== To be done ==
Copy out the records in full, word for word, without pictures.

(Dataset items)
┄┄┄┄┄┄
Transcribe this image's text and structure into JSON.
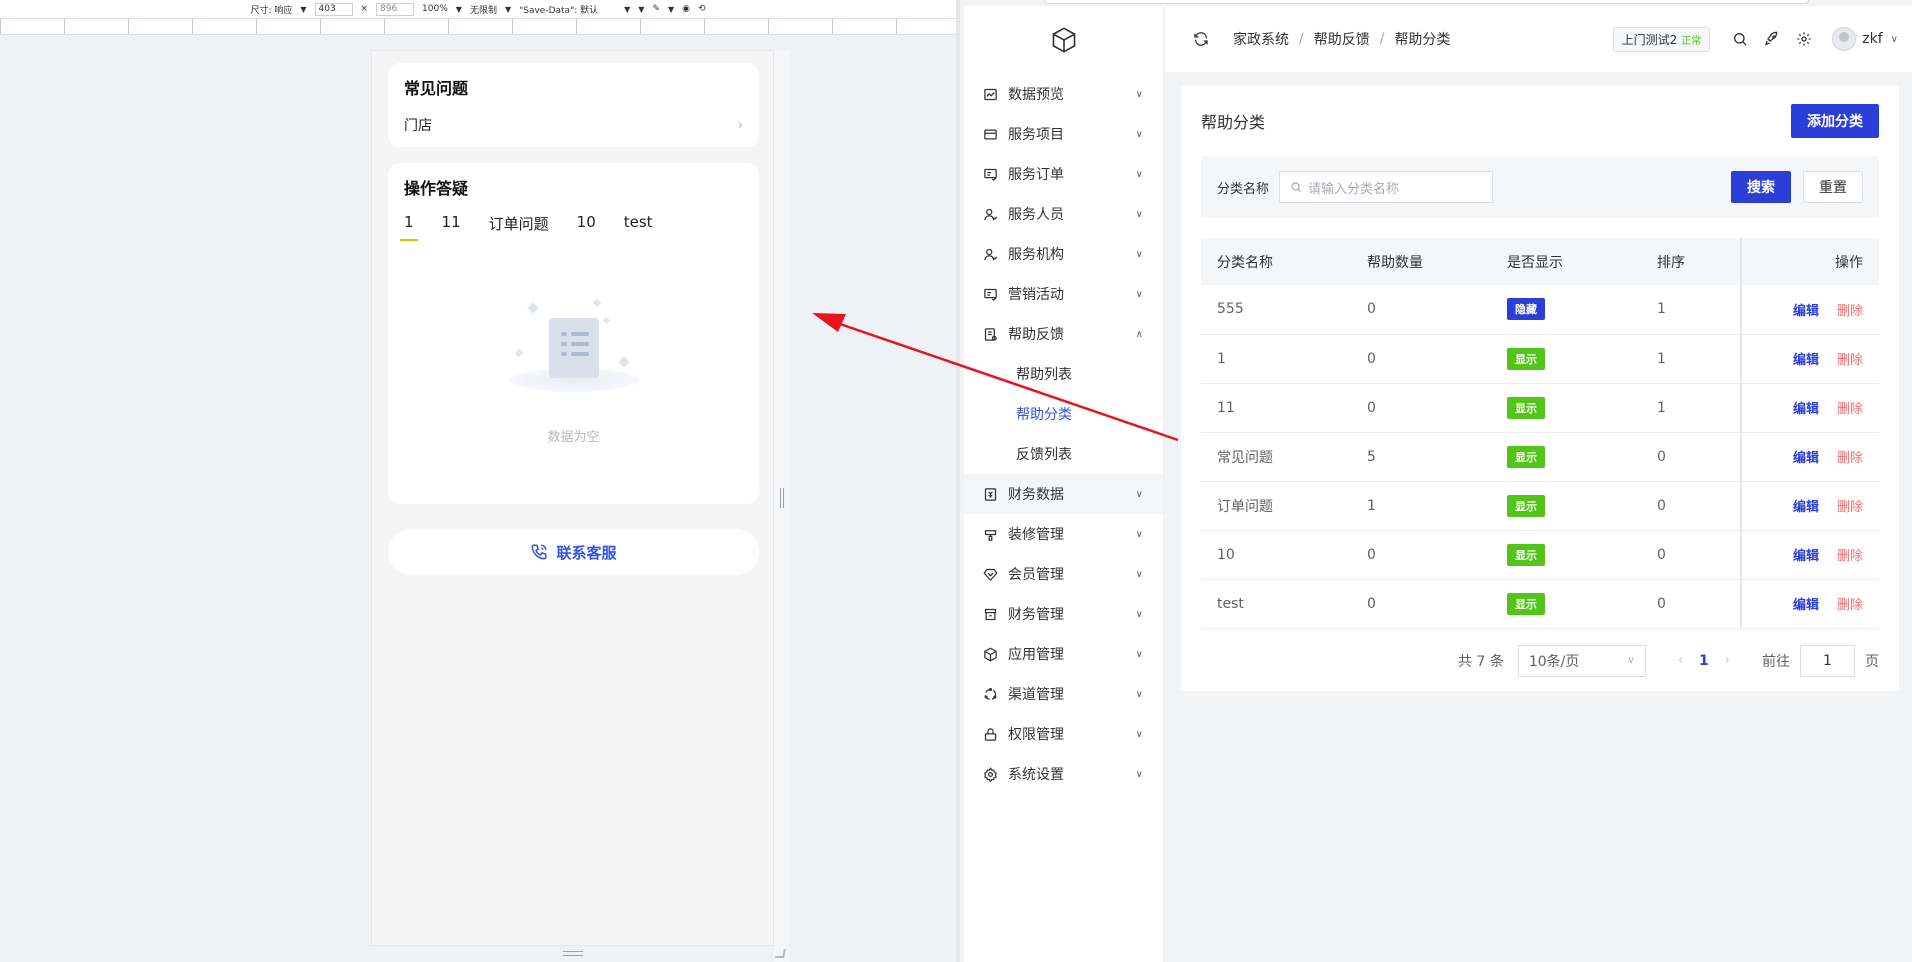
{
  "devtools": {
    "size_label": "尺寸: 响应",
    "width": "403",
    "times": "×",
    "height": "896",
    "zoom": "100%",
    "throttle": "无限制",
    "save_data": "\"Save-Data\": 默认"
  },
  "mobile": {
    "faq_title": "常见问题",
    "faq_item": "门店",
    "ops_title": "操作答疑",
    "tabs": [
      "1",
      "11",
      "订单问题",
      "10",
      "test"
    ],
    "empty_text": "数据为空",
    "contact_label": "联系客服"
  },
  "sidebar": {
    "items": [
      {
        "label": "数据预览",
        "icon": "chart-icon"
      },
      {
        "label": "服务项目",
        "icon": "card-icon"
      },
      {
        "label": "服务订单",
        "icon": "order-icon"
      },
      {
        "label": "服务人员",
        "icon": "user-icon"
      },
      {
        "label": "服务机构",
        "icon": "user-icon"
      },
      {
        "label": "营销活动",
        "icon": "order-icon"
      },
      {
        "label": "帮助反馈",
        "icon": "doc-icon"
      },
      {
        "label": "财务数据",
        "icon": "wallet-icon"
      },
      {
        "label": "装修管理",
        "icon": "brush-icon"
      },
      {
        "label": "会员管理",
        "icon": "diamond-icon"
      },
      {
        "label": "财务管理",
        "icon": "shop-icon"
      },
      {
        "label": "应用管理",
        "icon": "cube-icon"
      },
      {
        "label": "渠道管理",
        "icon": "cycle-icon"
      },
      {
        "label": "权限管理",
        "icon": "lock-icon"
      },
      {
        "label": "系统设置",
        "icon": "gear-icon"
      }
    ],
    "sub_items": [
      "帮助列表",
      "帮助分类",
      "反馈列表"
    ]
  },
  "header": {
    "breadcrumb": [
      "家政系统",
      "帮助反馈",
      "帮助分类"
    ],
    "shop_name": "上门测试2",
    "shop_status": "正常",
    "username": "zkf"
  },
  "page": {
    "title": "帮助分类",
    "add_button": "添加分类",
    "filter_label": "分类名称",
    "search_placeholder": "请输入分类名称",
    "search_button": "搜索",
    "reset_button": "重置"
  },
  "table": {
    "columns": [
      "分类名称",
      "帮助数量",
      "是否显示",
      "排序",
      "操作"
    ],
    "rows": [
      {
        "name": "555",
        "count": "0",
        "visible": "隐藏",
        "sort": "1"
      },
      {
        "name": "1",
        "count": "0",
        "visible": "显示",
        "sort": "1"
      },
      {
        "name": "11",
        "count": "0",
        "visible": "显示",
        "sort": "1"
      },
      {
        "name": "常见问题",
        "count": "5",
        "visible": "显示",
        "sort": "0"
      },
      {
        "name": "订单问题",
        "count": "1",
        "visible": "显示",
        "sort": "0"
      },
      {
        "name": "10",
        "count": "0",
        "visible": "显示",
        "sort": "0"
      },
      {
        "name": "test",
        "count": "0",
        "visible": "显示",
        "sort": "0"
      }
    ],
    "edit_label": "编辑",
    "delete_label": "删除"
  },
  "pagination": {
    "total": "共 7 条",
    "page_size": "10条/页",
    "current_page": "1",
    "goto_label": "前往",
    "goto_value": "1",
    "page_unit": "页"
  },
  "colors": {
    "primary": "#2b3fd8",
    "success": "#52c41a",
    "danger": "#f56c6c",
    "annotation": "#e8141c"
  }
}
┄┄┄┄┄┄
== Result for this exercise ==
Transcribe this image's text and structure into JSON.
{
  "devtools": {
    "size_label": "尺寸: 响应",
    "width": "403",
    "times": "×",
    "height": "896",
    "zoom": "100%",
    "throttle": "无限制",
    "save_data": "\"Save-Data\": 默认"
  },
  "mobile": {
    "faq_title": "常见问题",
    "faq_item": "门店",
    "ops_title": "操作答疑",
    "tabs": [
      "1",
      "11",
      "订单问题",
      "10",
      "test"
    ],
    "empty_text": "数据为空",
    "contact_label": "联系客服"
  },
  "sidebar": {
    "items": [
      {
        "label": "数据预览",
        "icon": "chart-icon"
      },
      {
        "label": "服务项目",
        "icon": "card-icon"
      },
      {
        "label": "服务订单",
        "icon": "order-icon"
      },
      {
        "label": "服务人员",
        "icon": "user-icon"
      },
      {
        "label": "服务机构",
        "icon": "user-icon"
      },
      {
        "label": "营销活动",
        "icon": "order-icon"
      },
      {
        "label": "帮助反馈",
        "icon": "doc-icon"
      },
      {
        "label": "财务数据",
        "icon": "wallet-icon"
      },
      {
        "label": "装修管理",
        "icon": "brush-icon"
      },
      {
        "label": "会员管理",
        "icon": "diamond-icon"
      },
      {
        "label": "财务管理",
        "icon": "shop-icon"
      },
      {
        "label": "应用管理",
        "icon": "cube-icon"
      },
      {
        "label": "渠道管理",
        "icon": "cycle-icon"
      },
      {
        "label": "权限管理",
        "icon": "lock-icon"
      },
      {
        "label": "系统设置",
        "icon": "gear-icon"
      }
    ],
    "sub_items": [
      "帮助列表",
      "帮助分类",
      "反馈列表"
    ]
  },
  "header": {
    "breadcrumb": [
      "家政系统",
      "帮助反馈",
      "帮助分类"
    ],
    "shop_name": "上门测试2",
    "shop_status": "正常",
    "username": "zkf"
  },
  "page": {
    "title": "帮助分类",
    "add_button": "添加分类",
    "filter_label": "分类名称",
    "search_placeholder": "请输入分类名称",
    "search_button": "搜索",
    "reset_button": "重置"
  },
  "table": {
    "columns": [
      "分类名称",
      "帮助数量",
      "是否显示",
      "排序",
      "操作"
    ],
    "rows": [
      {
        "name": "555",
        "count": "0",
        "visible": "隐藏",
        "sort": "1"
      },
      {
        "name": "1",
        "count": "0",
        "visible": "显示",
        "sort": "1"
      },
      {
        "name": "11",
        "count": "0",
        "visible": "显示",
        "sort": "1"
      },
      {
        "name": "常见问题",
        "count": "5",
        "visible": "显示",
        "sort": "0"
      },
      {
        "name": "订单问题",
        "count": "1",
        "visible": "显示",
        "sort": "0"
      },
      {
        "name": "10",
        "count": "0",
        "visible": "显示",
        "sort": "0"
      },
      {
        "name": "test",
        "count": "0",
        "visible": "显示",
        "sort": "0"
      }
    ],
    "edit_label": "编辑",
    "delete_label": "删除"
  },
  "pagination": {
    "total": "共 7 条",
    "page_size": "10条/页",
    "current_page": "1",
    "goto_label": "前往",
    "goto_value": "1",
    "page_unit": "页"
  },
  "colors": {
    "primary": "#2b3fd8",
    "success": "#52c41a",
    "danger": "#f56c6c",
    "annotation": "#e8141c"
  }
}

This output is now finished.